◆ Exercise prompt ◆
Exactly as given, repeat all of the entries.

** start of Raw data **

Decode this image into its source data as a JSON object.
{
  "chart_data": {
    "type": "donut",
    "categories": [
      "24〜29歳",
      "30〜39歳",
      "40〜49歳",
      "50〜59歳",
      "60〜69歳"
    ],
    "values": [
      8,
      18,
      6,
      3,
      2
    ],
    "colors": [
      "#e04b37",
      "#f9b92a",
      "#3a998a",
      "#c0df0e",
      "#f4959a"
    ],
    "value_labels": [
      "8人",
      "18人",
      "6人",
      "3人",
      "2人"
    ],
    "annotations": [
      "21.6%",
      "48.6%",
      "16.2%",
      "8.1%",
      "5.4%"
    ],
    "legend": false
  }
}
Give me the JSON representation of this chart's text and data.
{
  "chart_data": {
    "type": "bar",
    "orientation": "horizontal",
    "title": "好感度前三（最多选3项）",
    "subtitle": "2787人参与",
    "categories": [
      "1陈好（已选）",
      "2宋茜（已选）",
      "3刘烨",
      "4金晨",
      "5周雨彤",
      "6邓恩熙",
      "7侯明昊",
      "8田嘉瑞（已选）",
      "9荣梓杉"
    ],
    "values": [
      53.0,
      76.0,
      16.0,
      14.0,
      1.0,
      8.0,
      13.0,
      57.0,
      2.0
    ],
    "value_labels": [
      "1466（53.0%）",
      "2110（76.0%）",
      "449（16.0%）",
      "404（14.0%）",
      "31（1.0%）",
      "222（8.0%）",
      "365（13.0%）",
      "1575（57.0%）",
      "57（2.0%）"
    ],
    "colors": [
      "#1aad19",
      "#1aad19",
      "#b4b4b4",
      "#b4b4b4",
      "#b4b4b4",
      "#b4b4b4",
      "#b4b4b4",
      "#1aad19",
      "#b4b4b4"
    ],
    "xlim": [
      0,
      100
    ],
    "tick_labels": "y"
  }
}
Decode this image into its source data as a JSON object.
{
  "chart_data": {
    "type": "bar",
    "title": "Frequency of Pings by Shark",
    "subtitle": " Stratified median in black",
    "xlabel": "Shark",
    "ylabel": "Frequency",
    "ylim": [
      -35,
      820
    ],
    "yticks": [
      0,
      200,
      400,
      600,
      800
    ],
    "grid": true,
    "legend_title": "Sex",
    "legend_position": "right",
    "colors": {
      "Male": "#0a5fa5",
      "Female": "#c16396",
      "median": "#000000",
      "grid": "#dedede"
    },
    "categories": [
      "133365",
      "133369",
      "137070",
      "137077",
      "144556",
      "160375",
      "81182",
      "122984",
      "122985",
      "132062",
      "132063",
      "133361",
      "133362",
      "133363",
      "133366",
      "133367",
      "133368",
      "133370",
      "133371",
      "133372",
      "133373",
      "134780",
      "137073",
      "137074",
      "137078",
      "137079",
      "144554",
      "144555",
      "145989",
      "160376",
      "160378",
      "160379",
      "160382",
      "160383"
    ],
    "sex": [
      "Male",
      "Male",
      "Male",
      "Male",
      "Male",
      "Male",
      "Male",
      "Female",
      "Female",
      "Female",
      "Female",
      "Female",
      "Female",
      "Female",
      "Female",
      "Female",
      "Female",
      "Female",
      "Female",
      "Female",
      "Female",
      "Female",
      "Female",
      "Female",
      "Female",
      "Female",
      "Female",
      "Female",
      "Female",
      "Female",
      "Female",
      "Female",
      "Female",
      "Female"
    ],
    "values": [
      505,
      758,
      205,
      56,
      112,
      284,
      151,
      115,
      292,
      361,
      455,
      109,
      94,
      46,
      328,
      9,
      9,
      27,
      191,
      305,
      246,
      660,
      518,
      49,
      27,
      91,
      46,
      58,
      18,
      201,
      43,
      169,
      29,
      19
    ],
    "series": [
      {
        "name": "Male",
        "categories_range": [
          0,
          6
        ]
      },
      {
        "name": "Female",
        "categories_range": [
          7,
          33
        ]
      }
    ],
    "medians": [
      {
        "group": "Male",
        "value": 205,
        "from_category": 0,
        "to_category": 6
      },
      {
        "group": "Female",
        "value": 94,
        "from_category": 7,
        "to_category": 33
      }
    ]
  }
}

** end of Raw data **

◆ Exercise solution ◆
Decode this image into its source data as a JSON object.
{
  "chart_data": {
    "type": "donut",
    "categories": [
      "24〜29歳",
      "30〜39歳",
      "40〜49歳",
      "50〜59歳",
      "60〜69歳"
    ],
    "values": [
      8,
      18,
      6,
      3,
      2
    ],
    "colors": [
      "#e04b37",
      "#f9b92a",
      "#3a998a",
      "#c0df0e",
      "#f4959a"
    ],
    "value_labels": [
      "8人",
      "18人",
      "6人",
      "3人",
      "2人"
    ],
    "annotations": [
      "21.6%",
      "48.6%",
      "16.2%",
      "8.1%",
      "5.4%"
    ],
    "legend": false
  }
}
Give me the JSON representation of this chart's text and data.
{
  "chart_data": {
    "type": "bar",
    "orientation": "horizontal",
    "title": "好感度前三（最多选3项）",
    "subtitle": "2787人参与",
    "categories": [
      "1陈好（已选）",
      "2宋茜（已选）",
      "3刘烨",
      "4金晨",
      "5周雨彤",
      "6邓恩熙",
      "7侯明昊",
      "8田嘉瑞（已选）",
      "9荣梓杉"
    ],
    "values": [
      53.0,
      76.0,
      16.0,
      14.0,
      1.0,
      8.0,
      13.0,
      57.0,
      2.0
    ],
    "value_labels": [
      "1466（53.0%）",
      "2110（76.0%）",
      "449（16.0%）",
      "404（14.0%）",
      "31（1.0%）",
      "222（8.0%）",
      "365（13.0%）",
      "1575（57.0%）",
      "57（2.0%）"
    ],
    "colors": [
      "#1aad19",
      "#1aad19",
      "#b4b4b4",
      "#b4b4b4",
      "#b4b4b4",
      "#b4b4b4",
      "#b4b4b4",
      "#1aad19",
      "#b4b4b4"
    ],
    "xlim": [
      0,
      100
    ],
    "tick_labels": "y"
  }
}
Decode this image into its source data as a JSON object.
{
  "chart_data": {
    "type": "bar",
    "title": "Frequency of Pings by Shark",
    "subtitle": " Stratified median in black",
    "xlabel": "Shark",
    "ylabel": "Frequency",
    "ylim": [
      -35,
      820
    ],
    "yticks": [
      0,
      200,
      400,
      600,
      800
    ],
    "grid": true,
    "legend_title": "Sex",
    "legend_position": "right",
    "colors": {
      "Male": "#0a5fa5",
      "Female": "#c16396",
      "median": "#000000",
      "grid": "#dedede"
    },
    "categories": [
      "133365",
      "133369",
      "137070",
      "137077",
      "144556",
      "160375",
      "81182",
      "122984",
      "122985",
      "132062",
      "132063",
      "133361",
      "133362",
      "133363",
      "133366",
      "133367",
      "133368",
      "133370",
      "133371",
      "133372",
      "133373",
      "134780",
      "137073",
      "137074",
      "137078",
      "137079",
      "144554",
      "144555",
      "145989",
      "160376",
      "160378",
      "160379",
      "160382",
      "160383"
    ],
    "sex": [
      "Male",
      "Male",
      "Male",
      "Male",
      "Male",
      "Male",
      "Male",
      "Female",
      "Female",
      "Female",
      "Female",
      "Female",
      "Female",
      "Female",
      "Female",
      "Female",
      "Female",
      "Female",
      "Female",
      "Female",
      "Female",
      "Female",
      "Female",
      "Female",
      "Female",
      "Female",
      "Female",
      "Female",
      "Female",
      "Female",
      "Female",
      "Female",
      "Female",
      "Female"
    ],
    "values": [
      505,
      758,
      205,
      56,
      112,
      284,
      151,
      115,
      292,
      361,
      455,
      109,
      94,
      46,
      328,
      9,
      9,
      27,
      191,
      305,
      246,
      660,
      518,
      49,
      27,
      91,
      46,
      58,
      18,
      201,
      43,
      169,
      29,
      19
    ],
    "series": [
      {
        "name": "Male",
        "categories_range": [
          0,
          6
        ]
      },
      {
        "name": "Female",
        "categories_range": [
          7,
          33
        ]
      }
    ],
    "medians": [
      {
        "group": "Male",
        "value": 205,
        "from_category": 0,
        "to_category": 6
      },
      {
        "group": "Female",
        "value": 94,
        "from_category": 7,
        "to_category": 33
      }
    ]
  }
}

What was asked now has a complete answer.